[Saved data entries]
──────

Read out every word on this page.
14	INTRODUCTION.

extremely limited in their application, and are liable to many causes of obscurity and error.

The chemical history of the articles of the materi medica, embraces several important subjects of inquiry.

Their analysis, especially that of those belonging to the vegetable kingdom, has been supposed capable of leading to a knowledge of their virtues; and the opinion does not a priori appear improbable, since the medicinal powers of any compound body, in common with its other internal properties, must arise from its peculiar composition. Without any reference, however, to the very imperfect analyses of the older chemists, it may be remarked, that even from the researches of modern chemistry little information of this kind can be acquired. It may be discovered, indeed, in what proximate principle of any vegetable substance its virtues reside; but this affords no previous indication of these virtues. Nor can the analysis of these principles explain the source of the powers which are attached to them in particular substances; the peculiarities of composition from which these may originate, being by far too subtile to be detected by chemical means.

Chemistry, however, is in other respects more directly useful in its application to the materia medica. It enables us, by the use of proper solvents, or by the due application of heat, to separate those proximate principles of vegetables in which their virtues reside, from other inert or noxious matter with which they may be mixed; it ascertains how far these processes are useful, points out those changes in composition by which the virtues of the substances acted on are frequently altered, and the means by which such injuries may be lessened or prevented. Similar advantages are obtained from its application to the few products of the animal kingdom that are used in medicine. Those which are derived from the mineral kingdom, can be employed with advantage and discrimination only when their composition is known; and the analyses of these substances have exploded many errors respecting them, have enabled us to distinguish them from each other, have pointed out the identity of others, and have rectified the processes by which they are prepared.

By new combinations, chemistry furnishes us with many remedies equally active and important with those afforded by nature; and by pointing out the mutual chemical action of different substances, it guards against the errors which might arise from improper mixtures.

──────

#### [THE REQUEST]
Copy all of the data exactly.

#### [WRITTEN RESPONSE]
Read out every word on this page.
14	INTRODUCTION.

extremely limited in their application, and are liable to many causes of obscurity and error.

The chemical history of the articles of the materi medica, embraces several important subjects of inquiry.

Their analysis, especially that of those belonging to the vegetable kingdom, has been supposed capable of leading to a knowledge of their virtues; and the opinion does not a priori appear improbable, since the medicinal powers of any compound body, in common with its other internal properties, must arise from its peculiar composition. Without any reference, however, to the very imperfect analyses of the older chemists, it may be remarked, that even from the researches of modern chemistry little information of this kind can be acquired. It may be discovered, indeed, in what proximate principle of any vegetable substance its virtues reside; but this affords no previous indication of these virtues. Nor can the analysis of these principles explain the source of the powers which are attached to them in particular substances; the peculiarities of composition from which these may originate, being by far too subtile to be detected by chemical means.

Chemistry, however, is in other respects more directly useful in its application to the materia medica. It enables us, by the use of proper solvents, or by the due application of heat, to separate those proximate principles of vegetables in which their virtues reside, from other inert or noxious matter with which they may be mixed; it ascertains how far these processes are useful, points out those changes in composition by which the virtues of the substances acted on are frequently altered, and the means by which such injuries may be lessened or prevented. Similar advantages are obtained from its application to the few products of the animal kingdom that are used in medicine. Those which are derived from the mineral kingdom, can be employed with advantage and discrimination only when their composition is known; and the analyses of these substances have exploded many errors respecting them, have enabled us to distinguish them from each other, have pointed out the identity of others, and have rectified the processes by which they are prepared.

By new combinations, chemistry furnishes us with many remedies equally active and important with those afforded by nature; and by pointing out the mutual chemical action of different substances, it guards against the errors which might arise from improper mixtures.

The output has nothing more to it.